DIRECTIONS FOR THIS TASK:
The entries are to be returned exactly, with images left out.

Entries taken from a collection:
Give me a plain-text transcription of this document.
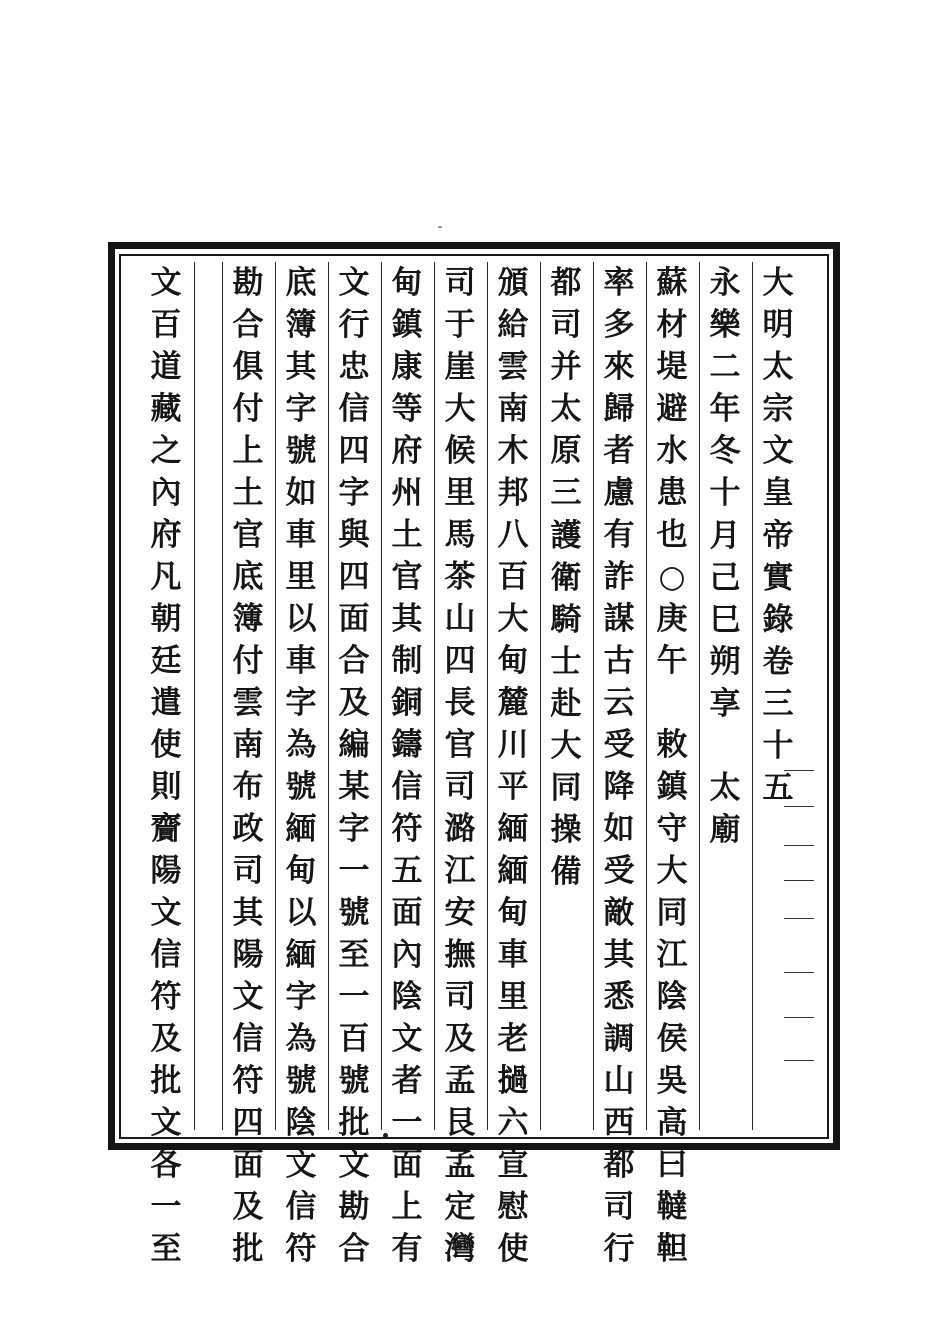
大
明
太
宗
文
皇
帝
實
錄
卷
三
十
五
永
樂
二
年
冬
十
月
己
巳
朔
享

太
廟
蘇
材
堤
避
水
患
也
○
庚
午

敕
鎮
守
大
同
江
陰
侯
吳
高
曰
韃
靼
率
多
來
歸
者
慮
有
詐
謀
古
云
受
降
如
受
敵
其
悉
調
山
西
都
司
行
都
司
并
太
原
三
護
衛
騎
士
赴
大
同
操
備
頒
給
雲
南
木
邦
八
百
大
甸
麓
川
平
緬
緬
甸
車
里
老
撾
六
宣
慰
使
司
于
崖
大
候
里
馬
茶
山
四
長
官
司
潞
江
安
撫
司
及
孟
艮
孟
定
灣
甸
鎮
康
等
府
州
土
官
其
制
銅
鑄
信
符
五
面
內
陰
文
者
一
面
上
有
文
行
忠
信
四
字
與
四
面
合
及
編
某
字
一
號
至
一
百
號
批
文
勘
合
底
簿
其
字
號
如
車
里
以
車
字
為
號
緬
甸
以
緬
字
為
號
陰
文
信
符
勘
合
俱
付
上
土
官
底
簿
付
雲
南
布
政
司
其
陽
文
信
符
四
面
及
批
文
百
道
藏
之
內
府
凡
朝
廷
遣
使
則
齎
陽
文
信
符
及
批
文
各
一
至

TASK SOLUTION:
Give me a plain-text transcription of this document.
大
明
太
宗
文
皇
帝
實
錄
卷
三
十
五
永
樂
二
年
冬
十
月
己
巳
朔
享

太
廟
蘇
材
堤
避
水
患
也
○
庚
午

敕
鎮
守
大
同
江
陰
侯
吳
高
曰
韃
靼
率
多
來
歸
者
慮
有
詐
謀
古
云
受
降
如
受
敵
其
悉
調
山
西
都
司
行
都
司
并
太
原
三
護
衛
騎
士
赴
大
同
操
備
頒
給
雲
南
木
邦
八
百
大
甸
麓
川
平
緬
緬
甸
車
里
老
撾
六
宣
慰
使
司
于
崖
大
候
里
馬
茶
山
四
長
官
司
潞
江
安
撫
司
及
孟
艮
孟
定
灣
甸
鎮
康
等
府
州
土
官
其
制
銅
鑄
信
符
五
面
內
陰
文
者
一
面
上
有
文
行
忠
信
四
字
與
四
面
合
及
編
某
字
一
號
至
一
百
號
批
文
勘
合
底
簿
其
字
號
如
車
里
以
車
字
為
號
緬
甸
以
緬
字
為
號
陰
文
信
符
勘
合
俱
付
上
土
官
底
簿
付
雲
南
布
政
司
其
陽
文
信
符
四
面
及
批
文
百
道
藏
之
內
府
凡
朝
廷
遣
使
則
齎
陽
文
信
符
及
批
文
各
一
至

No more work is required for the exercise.